▶ [WHAT YOU HAVE TO DO]: Copy the full set of lines exactly as given.

— Start AVAILABLE DATA —

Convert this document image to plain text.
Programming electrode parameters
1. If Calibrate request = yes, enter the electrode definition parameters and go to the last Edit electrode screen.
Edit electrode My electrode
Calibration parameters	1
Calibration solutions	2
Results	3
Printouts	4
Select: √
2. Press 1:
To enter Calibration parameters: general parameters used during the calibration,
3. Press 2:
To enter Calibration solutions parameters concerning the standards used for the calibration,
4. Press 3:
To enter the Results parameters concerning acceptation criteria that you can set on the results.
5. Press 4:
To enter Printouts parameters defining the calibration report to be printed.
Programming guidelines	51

— End AVAILABLE DATA —

▶ [ANSWER TO THE TASK]:
Convert this document image to plain text.
Programming electrode parameters
1. If Calibrate request = yes, enter the electrode definition parameters and go to the last Edit electrode screen.
Edit electrode My electrode
Calibration parameters	1
Calibration solutions	2
Results	3
Printouts	4
Select: √
2. Press 1:
To enter Calibration parameters: general parameters used during the calibration,
3. Press 2:
To enter Calibration solutions parameters concerning the standards used for the calibration,
4. Press 3:
To enter the Results parameters concerning acceptation criteria that you can set on the results.
5. Press 4:
To enter Printouts parameters defining the calibration report to be printed.
Programming guidelines	51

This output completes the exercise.